# What needs to be done
Set each entry down verbatim, omitting images.

# Input rows
== == ==
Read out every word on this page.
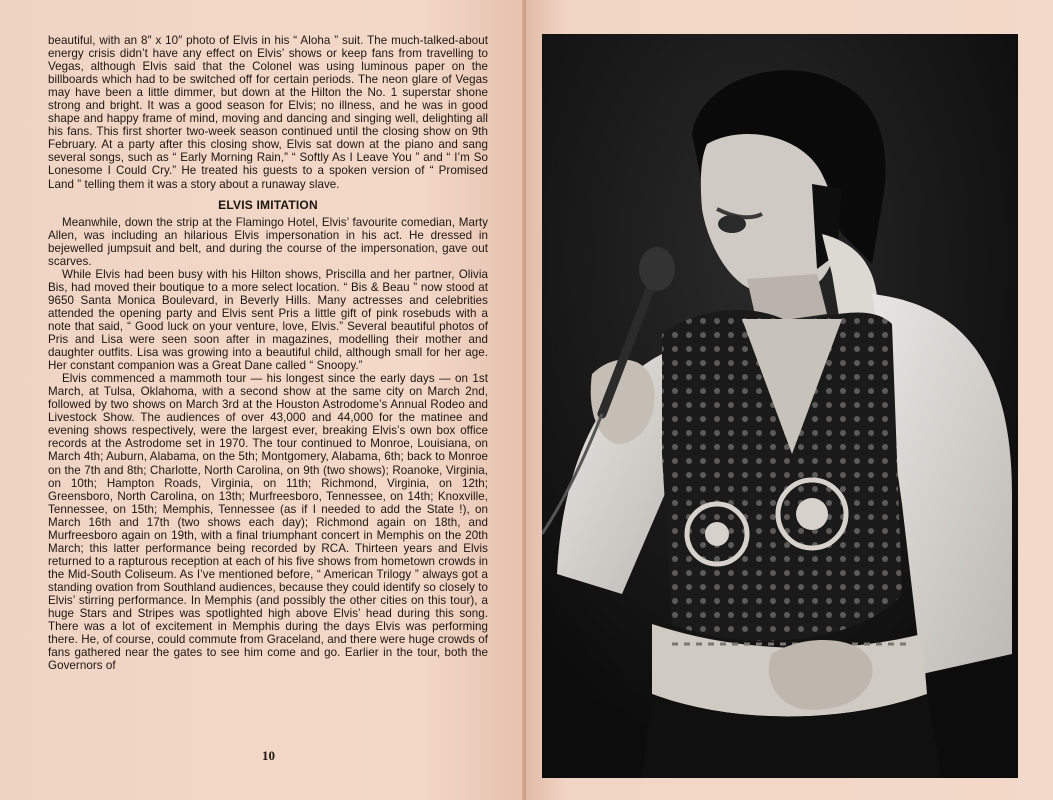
beautiful, with an 8″ x 10″ photo of Elvis in his “ Aloha ” suit. The much-talked-about energy crisis didn’t have any effect on Elvis’ shows or keep fans from travelling to Vegas, although Elvis said that the Colonel was using luminous paper on the billboards which had to be switched off for certain periods. The neon glare of Vegas may have been a little dimmer, but down at the Hilton the No. 1 superstar shone strong and bright. It was a good season for Elvis; no illness, and he was in good shape and happy frame of mind, moving and dancing and singing well, delighting all his fans. This first shorter two-week season continued until the closing show on 9th February. At a party after this closing show, Elvis sat down at the piano and sang several songs, such as “ Early Morning Rain,” “ Softly As I Leave You ” and “ I’m So Lonesome I Could Cry.” He treated his guests to a spoken version of “ Promised Land ” telling them it was a story about a runaway slave.

ELVIS IMITATION

Meanwhile, down the strip at the Flamingo Hotel, Elvis’ favourite comedian, Marty Allen, was including an hilarious Elvis impersonation in his act. He dressed in bejewelled jumpsuit and belt, and during the course of the impersonation, gave out scarves.

While Elvis had been busy with his Hilton shows, Priscilla and her partner, Olivia Bis, had moved their boutique to a more select location. “ Bis & Beau ” now stood at 9650 Santa Monica Boulevard, in Beverly Hills. Many actresses and celebrities attended the opening party and Elvis sent Pris a little gift of pink rosebuds with a note that said, “ Good luck on your venture, love, Elvis.” Several beautiful photos of Pris and Lisa were seen soon after in magazines, modelling their mother and daughter outfits. Lisa was growing into a beautiful child, although small for her age. Her constant companion was a Great Dane called “ Snoopy.”

Elvis commenced a mammoth tour — his longest since the early days — on 1st March, at Tulsa, Oklahoma, with a second show at the same city on March 2nd, followed by two shows on March 3rd at the Houston Astrodome’s Annual Rodeo and Livestock Show. The audiences of over 43,000 and 44,000 for the matinee and evening shows respectively, were the largest ever, breaking Elvis’s own box office records at the Astrodome set in 1970. The tour continued to Monroe, Louisiana, on March 4th; Auburn, Alabama, on the 5th; Montgomery, Alabama, 6th; back to Monroe on the 7th and 8th; Charlotte, North Carolina, on 9th (two shows); Roanoke, Virginia, on 10th; Hampton Roads, Virginia, on 11th; Richmond, Virginia, on 12th; Greensboro, North Carolina, on 13th; Murfreesboro, Tennessee, on 14th; Knoxville, Tennessee, on 15th; Memphis, Tennessee (as if I needed to add the State !), on March 16th and 17th (two shows each day); Richmond again on 18th, and Murfreesboro again on 19th, with a final triumphant concert in Memphis on the 20th March; this latter performance being recorded by RCA. Thirteen years and Elvis returned to a rapturous reception at each of his five shows from hometown crowds in the Mid-South Coliseum. As I’ve mentioned before, “ American Trilogy ” always got a standing ovation from Southland audiences, because they could identify so closely to Elvis’ stirring performance. In Memphis (and possibly the other cities on this tour), a huge Stars and Stripes was spotlighted high above Elvis’ head during this song. There was a lot of excitement in Memphis during the days Elvis was performing there. He, of course, could commute from Graceland, and there were huge crowds of fans gathered near the gates to see him come and go. Earlier in the tour, both the Governors of

10
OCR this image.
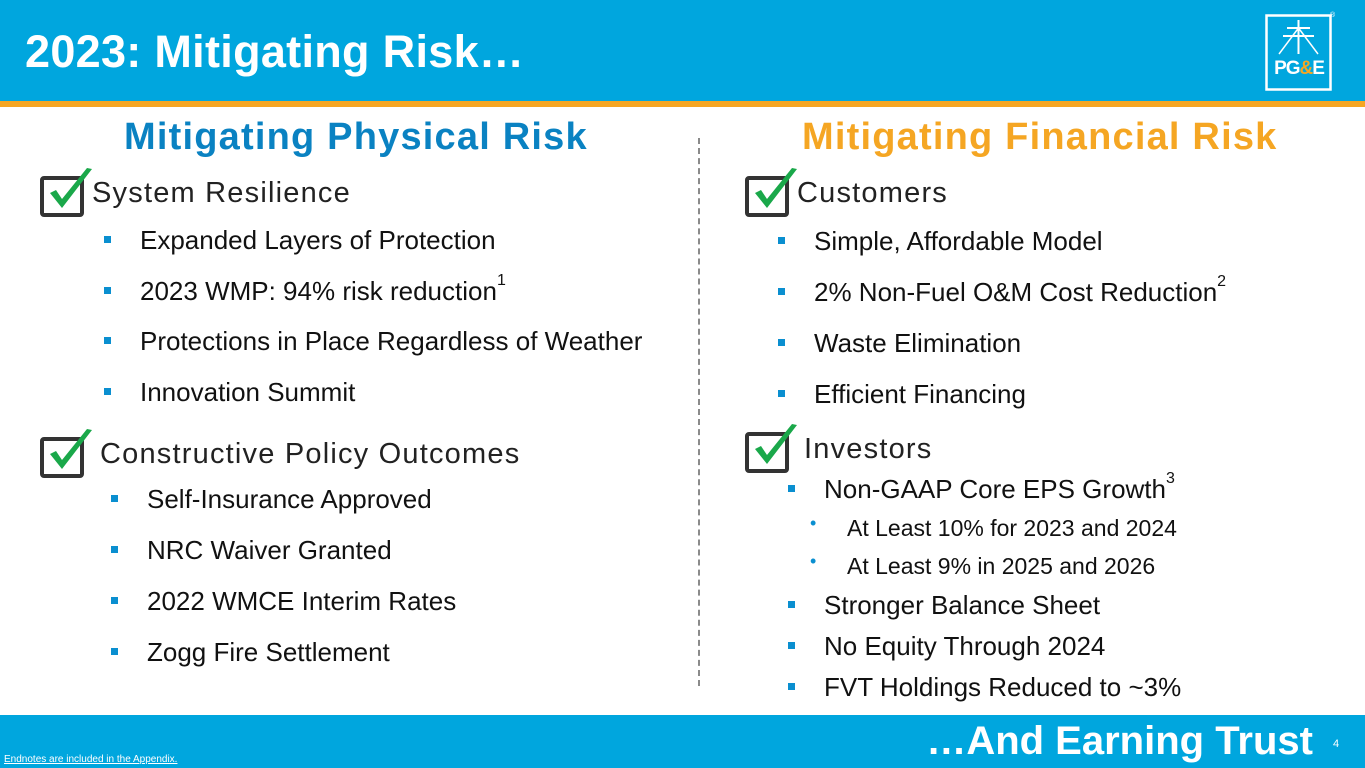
2023: Mitigating Risk…	PG&E
®
Mitigating Physical Risk	Mitigating Financial Risk
System Resilience
Expanded Layers of Protection
2023 WMP: 94% risk reduction$^1$
Protections in Place Regardless of Weather
Innovation Summit
Constructive Policy Outcomes
Self-Insurance Approved
NRC Waiver Granted
2022 WMCE Interim Rates
Zogg Fire Settlement
Customers
Simple, Affordable Model
2% Non-Fuel O&M Cost Reduction$^2$
Waste Elimination
Efficient Financing
Investors
Non-GAAP Core EPS Growth$^3$
• At Least 10% for 2023 and 2024
• At Least 9% in 2025 and 2026
Stronger Balance Sheet
No Equity Through 2024
FVT Holdings Reduced to ~3%
…And Earning Trust 4
Endnotes are included in the Appendix.
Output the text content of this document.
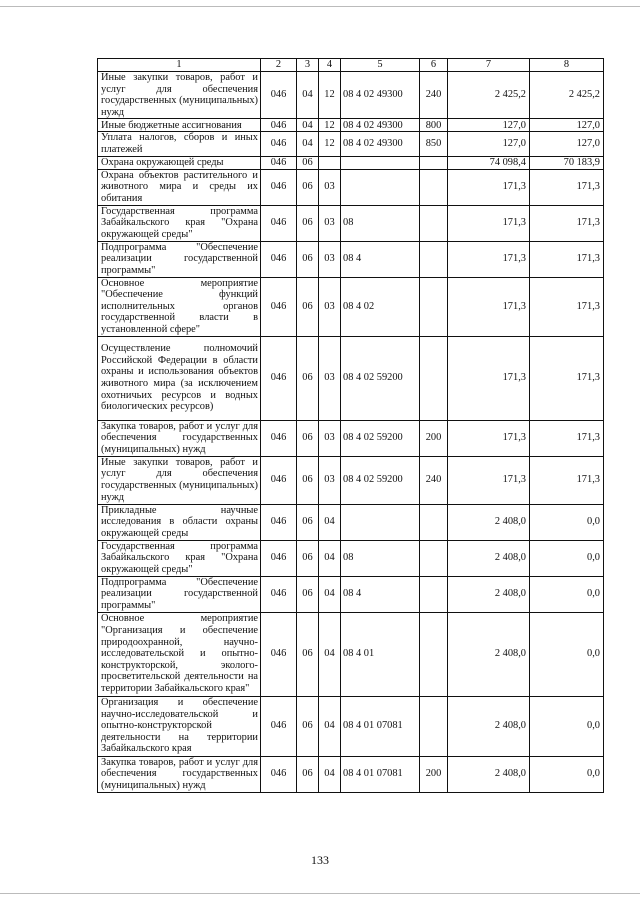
1	2	3	4	5	6	7	8
Иные закупки товаров, работ и услуг для обеспечения государственных (муниципальных) нужд	046	04	12	08 4 02 49300	240	2 425,2	2 425,2
Иные бюджетные ассигнования	046	04	12	08 4 02 49300	800	127,0	127,0
Уплата налогов, сборов и иных платежей	046	04	12	08 4 02 49300	850	127,0	127,0
Охрана окружающей среды	046	06				74 098,4	70 183,9
Охрана объектов растительного и животного мира и среды их обитания	046	06	03			171,3	171,3
Государственная программа Забайкальского края "Охрана окружающей среды"	046	06	03	08		171,3	171,3
Подпрограмма "Обеспечение реализации государственной программы"	046	06	03	08 4		171,3	171,3
Основное мероприятие "Обеспечение функций исполнительных органов государственной власти в установленной сфере"	046	06	03	08 4 02		171,3	171,3
Осуществление полномочий Российской Федерации в области охраны и использования объектов животного мира (за исключением охотничьих ресурсов и водных биологических ресурсов)	046	06	03	08 4 02 59200		171,3	171,3
Закупка товаров, работ и услуг для обеспечения государственных (муниципальных) нужд	046	06	03	08 4 02 59200	200	171,3	171,3
Иные закупки товаров, работ и услуг для обеспечения государственных (муниципальных) нужд	046	06	03	08 4 02 59200	240	171,3	171,3
Прикладные научные исследования в области охраны окружающей среды	046	06	04			2 408,0	0,0
Государственная программа Забайкальского края "Охрана окружающей среды"	046	06	04	08		2 408,0	0,0
Подпрограмма "Обеспечение реализации государственной программы"	046	06	04	08 4		2 408,0	0,0
Основное мероприятие "Организация и обеспечение природоохранной, научно-исследовательской и опытно-конструкторской, эколого-просветительской деятельности на территории Забайкальского края"	046	06	04	08 4 01		2 408,0	0,0
Организация и обеспечение научно-исследовательской и опытно-конструкторской деятельности на территории Забайкальского края	046	06	04	08 4 01 07081		2 408,0	0,0
Закупка товаров, работ и услуг для обеспечения государственных (муниципальных) нужд	046	06	04	08 4 01 07081	200	2 408,0	0,0
133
== == ==
# Expected answer
Read out every word on this page.
beautiful, with an 8″ x 10″ photo of Elvis in his “ Aloha ” suit. The much-talked-about energy crisis didn’t have any effect on Elvis’ shows or keep fans from travelling to Vegas, although Elvis said that the Colonel was using luminous paper on the billboards which had to be switched off for certain periods. The neon glare of Vegas may have been a little dimmer, but down at the Hilton the No. 1 superstar shone strong and bright. It was a good season for Elvis; no illness, and he was in good shape and happy frame of mind, moving and dancing and singing well, delighting all his fans. This first shorter two-week season continued until the closing show on 9th February. At a party after this closing show, Elvis sat down at the piano and sang several songs, such as “ Early Morning Rain,” “ Softly As I Leave You ” and “ I’m So Lonesome I Could Cry.” He treated his guests to a spoken version of “ Promised Land ” telling them it was a story about a runaway slave.

ELVIS IMITATION

Meanwhile, down the strip at the Flamingo Hotel, Elvis’ favourite comedian, Marty Allen, was including an hilarious Elvis impersonation in his act. He dressed in bejewelled jumpsuit and belt, and during the course of the impersonation, gave out scarves.

While Elvis had been busy with his Hilton shows, Priscilla and her partner, Olivia Bis, had moved their boutique to a more select location. “ Bis & Beau ” now stood at 9650 Santa Monica Boulevard, in Beverly Hills. Many actresses and celebrities attended the opening party and Elvis sent Pris a little gift of pink rosebuds with a note that said, “ Good luck on your venture, love, Elvis.” Several beautiful photos of Pris and Lisa were seen soon after in magazines, modelling their mother and daughter outfits. Lisa was growing into a beautiful child, although small for her age. Her constant companion was a Great Dane called “ Snoopy.”

Elvis commenced a mammoth tour — his longest since the early days — on 1st March, at Tulsa, Oklahoma, with a second show at the same city on March 2nd, followed by two shows on March 3rd at the Houston Astrodome’s Annual Rodeo and Livestock Show. The audiences of over 43,000 and 44,000 for the matinee and evening shows respectively, were the largest ever, breaking Elvis’s own box office records at the Astrodome set in 1970. The tour continued to Monroe, Louisiana, on March 4th; Auburn, Alabama, on the 5th; Montgomery, Alabama, 6th; back to Monroe on the 7th and 8th; Charlotte, North Carolina, on 9th (two shows); Roanoke, Virginia, on 10th; Hampton Roads, Virginia, on 11th; Richmond, Virginia, on 12th; Greensboro, North Carolina, on 13th; Murfreesboro, Tennessee, on 14th; Knoxville, Tennessee, on 15th; Memphis, Tennessee (as if I needed to add the State !), on March 16th and 17th (two shows each day); Richmond again on 18th, and Murfreesboro again on 19th, with a final triumphant concert in Memphis on the 20th March; this latter performance being recorded by RCA. Thirteen years and Elvis returned to a rapturous reception at each of his five shows from hometown crowds in the Mid-South Coliseum. As I’ve mentioned before, “ American Trilogy ” always got a standing ovation from Southland audiences, because they could identify so closely to Elvis’ stirring performance. In Memphis (and possibly the other cities on this tour), a huge Stars and Stripes was spotlighted high above Elvis’ head during this song. There was a lot of excitement in Memphis during the days Elvis was performing there. He, of course, could commute from Graceland, and there were huge crowds of fans gathered near the gates to see him come and go. Earlier in the tour, both the Governors of

10
OCR this image.
2023: Mitigating Risk…	PG&E
®
Mitigating Physical Risk	Mitigating Financial Risk
System Resilience
Expanded Layers of Protection
2023 WMP: 94% risk reduction$^1$
Protections in Place Regardless of Weather
Innovation Summit
Constructive Policy Outcomes
Self-Insurance Approved
NRC Waiver Granted
2022 WMCE Interim Rates
Zogg Fire Settlement
Customers
Simple, Affordable Model
2% Non-Fuel O&M Cost Reduction$^2$
Waste Elimination
Efficient Financing
Investors
Non-GAAP Core EPS Growth$^3$
• At Least 10% for 2023 and 2024
• At Least 9% in 2025 and 2026
Stronger Balance Sheet
No Equity Through 2024
FVT Holdings Reduced to ~3%
…And Earning Trust 4
Endnotes are included in the Appendix.
Output the text content of this document.
1	2	3	4	5	6	7	8
Иные закупки товаров, работ и услуг для обеспечения государственных (муниципальных) нужд	046	04	12	08 4 02 49300	240	2 425,2	2 425,2
Иные бюджетные ассигнования	046	04	12	08 4 02 49300	800	127,0	127,0
Уплата налогов, сборов и иных платежей	046	04	12	08 4 02 49300	850	127,0	127,0
Охрана окружающей среды	046	06				74 098,4	70 183,9
Охрана объектов растительного и животного мира и среды их обитания	046	06	03			171,3	171,3
Государственная программа Забайкальского края "Охрана окружающей среды"	046	06	03	08		171,3	171,3
Подпрограмма "Обеспечение реализации государственной программы"	046	06	03	08 4		171,3	171,3
Основное мероприятие "Обеспечение функций исполнительных органов государственной власти в установленной сфере"	046	06	03	08 4 02		171,3	171,3
Осуществление полномочий Российской Федерации в области охраны и использования объектов животного мира (за исключением охотничьих ресурсов и водных биологических ресурсов)	046	06	03	08 4 02 59200		171,3	171,3
Закупка товаров, работ и услуг для обеспечения государственных (муниципальных) нужд	046	06	03	08 4 02 59200	200	171,3	171,3
Иные закупки товаров, работ и услуг для обеспечения государственных (муниципальных) нужд	046	06	03	08 4 02 59200	240	171,3	171,3
Прикладные научные исследования в области охраны окружающей среды	046	06	04			2 408,0	0,0
Государственная программа Забайкальского края "Охрана окружающей среды"	046	06	04	08		2 408,0	0,0
Подпрограмма "Обеспечение реализации государственной программы"	046	06	04	08 4		2 408,0	0,0
Основное мероприятие "Организация и обеспечение природоохранной, научно-исследовательской и опытно-конструкторской, эколого-просветительской деятельности на территории Забайкальского края"	046	06	04	08 4 01		2 408,0	0,0
Организация и обеспечение научно-исследовательской и опытно-конструкторской деятельности на территории Забайкальского края	046	06	04	08 4 01 07081		2 408,0	0,0
Закупка товаров, работ и услуг для обеспечения государственных (муниципальных) нужд	046	06	04	08 4 01 07081	200	2 408,0	0,0
133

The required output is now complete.